Goal of the exercise
Wherever the word "header" appears in the entries, copy the whole line.

Data to process

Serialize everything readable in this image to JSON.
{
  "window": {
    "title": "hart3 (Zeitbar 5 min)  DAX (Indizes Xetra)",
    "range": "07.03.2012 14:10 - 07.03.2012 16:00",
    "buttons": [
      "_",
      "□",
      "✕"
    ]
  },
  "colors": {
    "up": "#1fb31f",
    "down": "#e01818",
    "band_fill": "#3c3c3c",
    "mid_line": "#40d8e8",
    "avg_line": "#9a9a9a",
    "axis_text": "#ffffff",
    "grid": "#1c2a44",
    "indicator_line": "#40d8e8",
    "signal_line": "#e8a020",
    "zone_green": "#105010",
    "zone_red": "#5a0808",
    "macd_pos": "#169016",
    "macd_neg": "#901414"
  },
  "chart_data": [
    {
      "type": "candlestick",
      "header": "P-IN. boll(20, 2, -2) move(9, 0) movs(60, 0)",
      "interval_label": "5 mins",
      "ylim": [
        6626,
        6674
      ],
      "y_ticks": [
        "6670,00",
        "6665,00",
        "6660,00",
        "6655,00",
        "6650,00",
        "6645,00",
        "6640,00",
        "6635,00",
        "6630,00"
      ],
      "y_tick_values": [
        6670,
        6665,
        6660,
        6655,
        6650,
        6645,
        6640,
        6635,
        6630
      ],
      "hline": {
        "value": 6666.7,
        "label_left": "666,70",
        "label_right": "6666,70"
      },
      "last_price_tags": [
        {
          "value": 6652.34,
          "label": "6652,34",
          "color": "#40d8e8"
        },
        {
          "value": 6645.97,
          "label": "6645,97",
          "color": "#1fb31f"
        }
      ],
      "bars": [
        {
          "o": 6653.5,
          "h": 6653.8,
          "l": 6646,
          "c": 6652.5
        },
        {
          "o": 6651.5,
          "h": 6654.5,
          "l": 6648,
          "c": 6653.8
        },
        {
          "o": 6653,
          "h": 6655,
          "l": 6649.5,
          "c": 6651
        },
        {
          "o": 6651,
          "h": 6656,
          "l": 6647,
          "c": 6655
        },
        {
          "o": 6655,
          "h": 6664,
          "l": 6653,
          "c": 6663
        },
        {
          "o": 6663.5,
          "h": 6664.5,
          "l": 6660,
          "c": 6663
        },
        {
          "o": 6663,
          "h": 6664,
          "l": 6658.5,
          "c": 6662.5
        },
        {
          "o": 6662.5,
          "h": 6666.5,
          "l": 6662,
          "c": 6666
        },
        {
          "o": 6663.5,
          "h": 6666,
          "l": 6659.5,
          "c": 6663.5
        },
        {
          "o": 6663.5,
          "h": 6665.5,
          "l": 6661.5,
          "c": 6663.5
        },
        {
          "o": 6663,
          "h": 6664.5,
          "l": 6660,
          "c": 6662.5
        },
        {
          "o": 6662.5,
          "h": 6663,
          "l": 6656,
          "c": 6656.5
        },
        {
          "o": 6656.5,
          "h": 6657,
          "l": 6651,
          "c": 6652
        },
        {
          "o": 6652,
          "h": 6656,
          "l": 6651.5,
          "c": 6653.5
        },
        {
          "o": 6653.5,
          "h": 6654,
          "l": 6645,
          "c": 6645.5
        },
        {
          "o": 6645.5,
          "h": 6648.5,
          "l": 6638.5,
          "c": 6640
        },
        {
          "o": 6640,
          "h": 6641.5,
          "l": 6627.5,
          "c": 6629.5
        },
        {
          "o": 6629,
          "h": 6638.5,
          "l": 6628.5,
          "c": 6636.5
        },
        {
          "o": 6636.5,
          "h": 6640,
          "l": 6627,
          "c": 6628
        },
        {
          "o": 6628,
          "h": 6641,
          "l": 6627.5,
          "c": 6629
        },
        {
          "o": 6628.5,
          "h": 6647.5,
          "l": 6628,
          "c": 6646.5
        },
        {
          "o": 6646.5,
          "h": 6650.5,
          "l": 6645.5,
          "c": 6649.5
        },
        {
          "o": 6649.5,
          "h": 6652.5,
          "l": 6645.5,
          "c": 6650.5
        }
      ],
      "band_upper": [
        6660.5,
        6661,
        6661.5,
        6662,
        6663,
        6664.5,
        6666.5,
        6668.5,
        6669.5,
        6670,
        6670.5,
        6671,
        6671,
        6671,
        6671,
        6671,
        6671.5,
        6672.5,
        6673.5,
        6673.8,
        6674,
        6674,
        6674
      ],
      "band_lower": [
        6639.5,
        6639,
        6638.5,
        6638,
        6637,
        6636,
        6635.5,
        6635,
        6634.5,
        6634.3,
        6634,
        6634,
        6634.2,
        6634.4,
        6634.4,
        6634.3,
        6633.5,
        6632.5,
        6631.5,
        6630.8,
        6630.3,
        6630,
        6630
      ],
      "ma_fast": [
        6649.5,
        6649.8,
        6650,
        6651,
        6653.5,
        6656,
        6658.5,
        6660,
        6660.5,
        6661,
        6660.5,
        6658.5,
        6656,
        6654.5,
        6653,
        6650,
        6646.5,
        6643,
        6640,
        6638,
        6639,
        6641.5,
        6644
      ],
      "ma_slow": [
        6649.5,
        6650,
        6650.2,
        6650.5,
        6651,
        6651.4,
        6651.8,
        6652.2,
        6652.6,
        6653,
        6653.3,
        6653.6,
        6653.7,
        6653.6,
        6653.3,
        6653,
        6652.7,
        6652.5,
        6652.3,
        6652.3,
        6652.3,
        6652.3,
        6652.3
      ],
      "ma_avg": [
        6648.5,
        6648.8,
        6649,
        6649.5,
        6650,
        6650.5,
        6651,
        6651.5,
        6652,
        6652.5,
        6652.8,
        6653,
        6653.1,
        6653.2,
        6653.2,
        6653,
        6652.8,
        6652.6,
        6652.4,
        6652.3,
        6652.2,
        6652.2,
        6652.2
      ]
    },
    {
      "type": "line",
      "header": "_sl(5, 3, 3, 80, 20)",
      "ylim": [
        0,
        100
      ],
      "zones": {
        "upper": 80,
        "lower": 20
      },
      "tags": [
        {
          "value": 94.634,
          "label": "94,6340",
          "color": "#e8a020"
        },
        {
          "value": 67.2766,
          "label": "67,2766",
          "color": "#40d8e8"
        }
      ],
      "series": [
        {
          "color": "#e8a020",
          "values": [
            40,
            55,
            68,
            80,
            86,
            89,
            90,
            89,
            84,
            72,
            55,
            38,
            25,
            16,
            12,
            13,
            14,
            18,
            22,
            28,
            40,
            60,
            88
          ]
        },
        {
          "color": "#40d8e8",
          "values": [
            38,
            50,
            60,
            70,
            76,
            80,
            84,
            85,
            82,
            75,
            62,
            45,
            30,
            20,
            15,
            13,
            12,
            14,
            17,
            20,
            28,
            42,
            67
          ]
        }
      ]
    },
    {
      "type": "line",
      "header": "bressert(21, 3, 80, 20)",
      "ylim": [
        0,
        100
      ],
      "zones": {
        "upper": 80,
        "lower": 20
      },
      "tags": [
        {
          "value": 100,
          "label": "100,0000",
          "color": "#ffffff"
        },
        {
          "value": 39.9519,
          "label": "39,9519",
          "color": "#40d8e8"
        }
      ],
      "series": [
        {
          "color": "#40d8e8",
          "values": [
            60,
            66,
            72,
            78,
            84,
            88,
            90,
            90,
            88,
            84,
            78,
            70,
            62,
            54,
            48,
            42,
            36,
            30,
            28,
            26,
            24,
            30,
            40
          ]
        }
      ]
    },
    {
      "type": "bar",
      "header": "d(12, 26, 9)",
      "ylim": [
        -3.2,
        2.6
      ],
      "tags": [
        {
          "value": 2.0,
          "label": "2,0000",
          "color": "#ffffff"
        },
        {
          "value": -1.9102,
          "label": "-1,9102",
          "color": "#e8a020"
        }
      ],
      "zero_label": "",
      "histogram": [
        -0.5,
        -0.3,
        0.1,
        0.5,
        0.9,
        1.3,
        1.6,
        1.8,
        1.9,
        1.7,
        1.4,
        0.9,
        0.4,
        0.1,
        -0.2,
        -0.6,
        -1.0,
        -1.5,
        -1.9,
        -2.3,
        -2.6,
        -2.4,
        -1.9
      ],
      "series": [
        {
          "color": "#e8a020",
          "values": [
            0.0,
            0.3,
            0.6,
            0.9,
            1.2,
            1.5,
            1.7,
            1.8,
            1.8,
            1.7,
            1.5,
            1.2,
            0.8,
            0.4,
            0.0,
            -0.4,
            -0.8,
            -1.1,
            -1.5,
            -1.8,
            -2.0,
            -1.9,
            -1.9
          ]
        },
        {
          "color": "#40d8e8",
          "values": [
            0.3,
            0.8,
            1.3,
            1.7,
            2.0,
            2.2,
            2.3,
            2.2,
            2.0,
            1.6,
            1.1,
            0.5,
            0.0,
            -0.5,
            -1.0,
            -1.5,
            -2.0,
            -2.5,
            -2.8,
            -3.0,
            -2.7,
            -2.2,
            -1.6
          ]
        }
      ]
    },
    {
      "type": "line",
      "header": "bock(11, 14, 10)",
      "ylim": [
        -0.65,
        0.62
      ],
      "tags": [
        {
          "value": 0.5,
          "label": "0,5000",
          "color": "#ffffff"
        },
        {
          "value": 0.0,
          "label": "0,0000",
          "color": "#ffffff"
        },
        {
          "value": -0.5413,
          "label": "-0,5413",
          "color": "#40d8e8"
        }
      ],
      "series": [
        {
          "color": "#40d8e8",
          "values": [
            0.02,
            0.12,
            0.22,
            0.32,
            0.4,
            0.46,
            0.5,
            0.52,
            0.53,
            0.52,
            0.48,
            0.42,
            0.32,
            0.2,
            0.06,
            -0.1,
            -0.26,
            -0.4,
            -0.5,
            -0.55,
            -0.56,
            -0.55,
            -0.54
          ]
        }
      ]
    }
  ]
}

Problem solution
      "header": "P-IN. boll(20, 2, -2) move(9, 0) movs(60, 0)",
      "header": "_sl(5, 3, 3, 80, 20)",
      "header": "bressert(21, 3, 80, 20)",
      "header": "d(12, 26, 9)",
      "header": "bock(11, 14, 10)",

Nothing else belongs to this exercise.